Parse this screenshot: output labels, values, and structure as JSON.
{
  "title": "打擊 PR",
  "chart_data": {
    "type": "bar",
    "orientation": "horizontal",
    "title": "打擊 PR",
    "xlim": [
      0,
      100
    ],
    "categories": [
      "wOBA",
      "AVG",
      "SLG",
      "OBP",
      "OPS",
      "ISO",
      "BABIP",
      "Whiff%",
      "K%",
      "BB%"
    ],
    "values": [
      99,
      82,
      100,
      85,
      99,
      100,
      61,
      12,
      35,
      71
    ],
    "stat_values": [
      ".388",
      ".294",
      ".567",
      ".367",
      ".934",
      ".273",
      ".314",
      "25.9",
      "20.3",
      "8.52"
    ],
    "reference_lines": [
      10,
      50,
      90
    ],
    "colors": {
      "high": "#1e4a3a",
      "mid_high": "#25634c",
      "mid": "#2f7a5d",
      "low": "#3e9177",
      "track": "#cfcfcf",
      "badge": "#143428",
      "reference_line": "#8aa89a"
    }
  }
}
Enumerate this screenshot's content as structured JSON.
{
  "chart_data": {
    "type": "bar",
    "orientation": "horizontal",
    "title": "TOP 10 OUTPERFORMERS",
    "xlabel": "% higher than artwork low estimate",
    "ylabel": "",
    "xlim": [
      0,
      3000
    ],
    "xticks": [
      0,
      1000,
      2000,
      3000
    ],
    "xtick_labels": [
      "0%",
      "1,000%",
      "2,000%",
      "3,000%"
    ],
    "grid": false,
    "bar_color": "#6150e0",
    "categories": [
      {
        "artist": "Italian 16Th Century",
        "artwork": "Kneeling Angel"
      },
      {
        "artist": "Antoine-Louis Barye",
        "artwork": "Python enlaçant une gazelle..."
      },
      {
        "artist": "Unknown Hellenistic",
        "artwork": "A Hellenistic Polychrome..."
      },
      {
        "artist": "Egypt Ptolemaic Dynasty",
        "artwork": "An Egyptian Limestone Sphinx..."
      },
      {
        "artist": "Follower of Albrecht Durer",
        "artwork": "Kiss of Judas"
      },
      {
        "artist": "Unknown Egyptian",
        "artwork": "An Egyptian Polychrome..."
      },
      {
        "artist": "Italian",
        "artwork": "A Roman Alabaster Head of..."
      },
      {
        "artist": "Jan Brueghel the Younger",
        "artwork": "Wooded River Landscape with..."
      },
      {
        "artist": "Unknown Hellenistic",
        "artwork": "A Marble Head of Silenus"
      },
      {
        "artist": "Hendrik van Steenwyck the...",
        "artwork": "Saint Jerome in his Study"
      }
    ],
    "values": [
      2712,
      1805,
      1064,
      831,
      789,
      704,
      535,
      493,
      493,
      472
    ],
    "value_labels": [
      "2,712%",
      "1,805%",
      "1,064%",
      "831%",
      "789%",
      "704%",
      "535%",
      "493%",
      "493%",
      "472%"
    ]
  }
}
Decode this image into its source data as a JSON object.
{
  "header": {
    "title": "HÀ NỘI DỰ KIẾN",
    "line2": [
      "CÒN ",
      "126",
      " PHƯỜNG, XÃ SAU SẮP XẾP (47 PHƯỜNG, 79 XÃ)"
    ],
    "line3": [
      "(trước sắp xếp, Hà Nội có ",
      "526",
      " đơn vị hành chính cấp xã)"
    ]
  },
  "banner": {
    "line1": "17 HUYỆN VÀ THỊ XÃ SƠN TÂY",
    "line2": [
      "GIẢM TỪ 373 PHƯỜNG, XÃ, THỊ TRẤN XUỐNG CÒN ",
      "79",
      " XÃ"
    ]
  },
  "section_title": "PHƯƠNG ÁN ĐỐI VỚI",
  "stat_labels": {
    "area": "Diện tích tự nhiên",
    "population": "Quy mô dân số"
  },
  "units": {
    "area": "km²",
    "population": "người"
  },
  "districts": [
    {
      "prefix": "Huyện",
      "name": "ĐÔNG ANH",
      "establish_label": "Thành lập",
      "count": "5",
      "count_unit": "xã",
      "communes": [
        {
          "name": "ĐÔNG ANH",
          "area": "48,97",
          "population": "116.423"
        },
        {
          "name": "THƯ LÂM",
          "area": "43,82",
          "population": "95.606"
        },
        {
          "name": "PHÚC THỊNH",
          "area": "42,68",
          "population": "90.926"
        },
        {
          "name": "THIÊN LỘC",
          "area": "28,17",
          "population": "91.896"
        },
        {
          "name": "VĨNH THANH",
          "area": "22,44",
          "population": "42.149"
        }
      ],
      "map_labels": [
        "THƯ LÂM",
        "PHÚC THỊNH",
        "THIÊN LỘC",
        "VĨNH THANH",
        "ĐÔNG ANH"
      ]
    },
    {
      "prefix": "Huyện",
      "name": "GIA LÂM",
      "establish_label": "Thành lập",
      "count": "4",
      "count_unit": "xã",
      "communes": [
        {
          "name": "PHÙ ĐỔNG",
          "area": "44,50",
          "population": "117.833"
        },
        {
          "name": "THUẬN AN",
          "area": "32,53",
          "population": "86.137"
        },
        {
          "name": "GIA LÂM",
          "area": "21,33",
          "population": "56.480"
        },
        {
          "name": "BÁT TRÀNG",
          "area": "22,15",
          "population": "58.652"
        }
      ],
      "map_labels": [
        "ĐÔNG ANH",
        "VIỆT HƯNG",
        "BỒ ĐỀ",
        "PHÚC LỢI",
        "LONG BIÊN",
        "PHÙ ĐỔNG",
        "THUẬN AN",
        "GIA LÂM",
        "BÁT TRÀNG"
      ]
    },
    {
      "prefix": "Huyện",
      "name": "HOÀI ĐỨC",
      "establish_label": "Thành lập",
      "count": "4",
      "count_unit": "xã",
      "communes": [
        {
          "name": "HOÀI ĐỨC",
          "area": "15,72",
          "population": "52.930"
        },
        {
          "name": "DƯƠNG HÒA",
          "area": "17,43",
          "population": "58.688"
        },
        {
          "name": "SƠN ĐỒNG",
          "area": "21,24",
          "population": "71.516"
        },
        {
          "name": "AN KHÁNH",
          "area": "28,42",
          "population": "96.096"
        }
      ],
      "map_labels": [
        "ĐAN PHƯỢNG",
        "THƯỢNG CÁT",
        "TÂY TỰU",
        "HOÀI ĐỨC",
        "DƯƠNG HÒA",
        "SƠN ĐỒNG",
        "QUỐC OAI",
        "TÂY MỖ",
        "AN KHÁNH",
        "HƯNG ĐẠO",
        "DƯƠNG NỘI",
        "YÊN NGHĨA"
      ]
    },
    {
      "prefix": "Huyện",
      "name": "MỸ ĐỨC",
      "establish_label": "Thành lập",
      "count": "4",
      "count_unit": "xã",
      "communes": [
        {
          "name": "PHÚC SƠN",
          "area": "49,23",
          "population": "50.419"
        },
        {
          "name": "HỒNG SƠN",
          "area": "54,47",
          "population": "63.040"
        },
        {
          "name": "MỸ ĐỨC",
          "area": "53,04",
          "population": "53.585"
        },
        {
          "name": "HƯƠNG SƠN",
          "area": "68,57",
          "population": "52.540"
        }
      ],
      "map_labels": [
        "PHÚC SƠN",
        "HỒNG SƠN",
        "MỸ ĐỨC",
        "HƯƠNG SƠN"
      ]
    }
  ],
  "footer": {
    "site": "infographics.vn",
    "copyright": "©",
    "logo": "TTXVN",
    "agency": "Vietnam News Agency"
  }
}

WORK TO DO >> Give an exact copy of all the data shown above.

TASK SOLUTION >>
Parse this screenshot: output labels, values, and structure as JSON.
{
  "title": "打擊 PR",
  "chart_data": {
    "type": "bar",
    "orientation": "horizontal",
    "title": "打擊 PR",
    "xlim": [
      0,
      100
    ],
    "categories": [
      "wOBA",
      "AVG",
      "SLG",
      "OBP",
      "OPS",
      "ISO",
      "BABIP",
      "Whiff%",
      "K%",
      "BB%"
    ],
    "values": [
      99,
      82,
      100,
      85,
      99,
      100,
      61,
      12,
      35,
      71
    ],
    "stat_values": [
      ".388",
      ".294",
      ".567",
      ".367",
      ".934",
      ".273",
      ".314",
      "25.9",
      "20.3",
      "8.52"
    ],
    "reference_lines": [
      10,
      50,
      90
    ],
    "colors": {
      "high": "#1e4a3a",
      "mid_high": "#25634c",
      "mid": "#2f7a5d",
      "low": "#3e9177",
      "track": "#cfcfcf",
      "badge": "#143428",
      "reference_line": "#8aa89a"
    }
  }
}
Enumerate this screenshot's content as structured JSON.
{
  "chart_data": {
    "type": "bar",
    "orientation": "horizontal",
    "title": "TOP 10 OUTPERFORMERS",
    "xlabel": "% higher than artwork low estimate",
    "ylabel": "",
    "xlim": [
      0,
      3000
    ],
    "xticks": [
      0,
      1000,
      2000,
      3000
    ],
    "xtick_labels": [
      "0%",
      "1,000%",
      "2,000%",
      "3,000%"
    ],
    "grid": false,
    "bar_color": "#6150e0",
    "categories": [
      {
        "artist": "Italian 16Th Century",
        "artwork": "Kneeling Angel"
      },
      {
        "artist": "Antoine-Louis Barye",
        "artwork": "Python enlaçant une gazelle..."
      },
      {
        "artist": "Unknown Hellenistic",
        "artwork": "A Hellenistic Polychrome..."
      },
      {
        "artist": "Egypt Ptolemaic Dynasty",
        "artwork": "An Egyptian Limestone Sphinx..."
      },
      {
        "artist": "Follower of Albrecht Durer",
        "artwork": "Kiss of Judas"
      },
      {
        "artist": "Unknown Egyptian",
        "artwork": "An Egyptian Polychrome..."
      },
      {
        "artist": "Italian",
        "artwork": "A Roman Alabaster Head of..."
      },
      {
        "artist": "Jan Brueghel the Younger",
        "artwork": "Wooded River Landscape with..."
      },
      {
        "artist": "Unknown Hellenistic",
        "artwork": "A Marble Head of Silenus"
      },
      {
        "artist": "Hendrik van Steenwyck the...",
        "artwork": "Saint Jerome in his Study"
      }
    ],
    "values": [
      2712,
      1805,
      1064,
      831,
      789,
      704,
      535,
      493,
      493,
      472
    ],
    "value_labels": [
      "2,712%",
      "1,805%",
      "1,064%",
      "831%",
      "789%",
      "704%",
      "535%",
      "493%",
      "493%",
      "472%"
    ]
  }
}
Decode this image into its source data as a JSON object.
{
  "header": {
    "title": "HÀ NỘI DỰ KIẾN",
    "line2": [
      "CÒN ",
      "126",
      " PHƯỜNG, XÃ SAU SẮP XẾP (47 PHƯỜNG, 79 XÃ)"
    ],
    "line3": [
      "(trước sắp xếp, Hà Nội có ",
      "526",
      " đơn vị hành chính cấp xã)"
    ]
  },
  "banner": {
    "line1": "17 HUYỆN VÀ THỊ XÃ SƠN TÂY",
    "line2": [
      "GIẢM TỪ 373 PHƯỜNG, XÃ, THỊ TRẤN XUỐNG CÒN ",
      "79",
      " XÃ"
    ]
  },
  "section_title": "PHƯƠNG ÁN ĐỐI VỚI",
  "stat_labels": {
    "area": "Diện tích tự nhiên",
    "population": "Quy mô dân số"
  },
  "units": {
    "area": "km²",
    "population": "người"
  },
  "districts": [
    {
      "prefix": "Huyện",
      "name": "ĐÔNG ANH",
      "establish_label": "Thành lập",
      "count": "5",
      "count_unit": "xã",
      "communes": [
        {
          "name": "ĐÔNG ANH",
          "area": "48,97",
          "population": "116.423"
        },
        {
          "name": "THƯ LÂM",
          "area": "43,82",
          "population": "95.606"
        },
        {
          "name": "PHÚC THỊNH",
          "area": "42,68",
          "population": "90.926"
        },
        {
          "name": "THIÊN LỘC",
          "area": "28,17",
          "population": "91.896"
        },
        {
          "name": "VĨNH THANH",
          "area": "22,44",
          "population": "42.149"
        }
      ],
      "map_labels": [
        "THƯ LÂM",
        "PHÚC THỊNH",
        "THIÊN LỘC",
        "VĨNH THANH",
        "ĐÔNG ANH"
      ]
    },
    {
      "prefix": "Huyện",
      "name": "GIA LÂM",
      "establish_label": "Thành lập",
      "count": "4",
      "count_unit": "xã",
      "communes": [
        {
          "name": "PHÙ ĐỔNG",
          "area": "44,50",
          "population": "117.833"
        },
        {
          "name": "THUẬN AN",
          "area": "32,53",
          "population": "86.137"
        },
        {
          "name": "GIA LÂM",
          "area": "21,33",
          "population": "56.480"
        },
        {
          "name": "BÁT TRÀNG",
          "area": "22,15",
          "population": "58.652"
        }
      ],
      "map_labels": [
        "ĐÔNG ANH",
        "VIỆT HƯNG",
        "BỒ ĐỀ",
        "PHÚC LỢI",
        "LONG BIÊN",
        "PHÙ ĐỔNG",
        "THUẬN AN",
        "GIA LÂM",
        "BÁT TRÀNG"
      ]
    },
    {
      "prefix": "Huyện",
      "name": "HOÀI ĐỨC",
      "establish_label": "Thành lập",
      "count": "4",
      "count_unit": "xã",
      "communes": [
        {
          "name": "HOÀI ĐỨC",
          "area": "15,72",
          "population": "52.930"
        },
        {
          "name": "DƯƠNG HÒA",
          "area": "17,43",
          "population": "58.688"
        },
        {
          "name": "SƠN ĐỒNG",
          "area": "21,24",
          "population": "71.516"
        },
        {
          "name": "AN KHÁNH",
          "area": "28,42",
          "population": "96.096"
        }
      ],
      "map_labels": [
        "ĐAN PHƯỢNG",
        "THƯỢNG CÁT",
        "TÂY TỰU",
        "HOÀI ĐỨC",
        "DƯƠNG HÒA",
        "SƠN ĐỒNG",
        "QUỐC OAI",
        "TÂY MỖ",
        "AN KHÁNH",
        "HƯNG ĐẠO",
        "DƯƠNG NỘI",
        "YÊN NGHĨA"
      ]
    },
    {
      "prefix": "Huyện",
      "name": "MỸ ĐỨC",
      "establish_label": "Thành lập",
      "count": "4",
      "count_unit": "xã",
      "communes": [
        {
          "name": "PHÚC SƠN",
          "area": "49,23",
          "population": "50.419"
        },
        {
          "name": "HỒNG SƠN",
          "area": "54,47",
          "population": "63.040"
        },
        {
          "name": "MỸ ĐỨC",
          "area": "53,04",
          "population": "53.585"
        },
        {
          "name": "HƯƠNG SƠN",
          "area": "68,57",
          "population": "52.540"
        }
      ],
      "map_labels": [
        "PHÚC SƠN",
        "HỒNG SƠN",
        "MỸ ĐỨC",
        "HƯƠNG SƠN"
      ]
    }
  ],
  "footer": {
    "site": "infographics.vn",
    "copyright": "©",
    "logo": "TTXVN",
    "agency": "Vietnam News Agency"
  }
}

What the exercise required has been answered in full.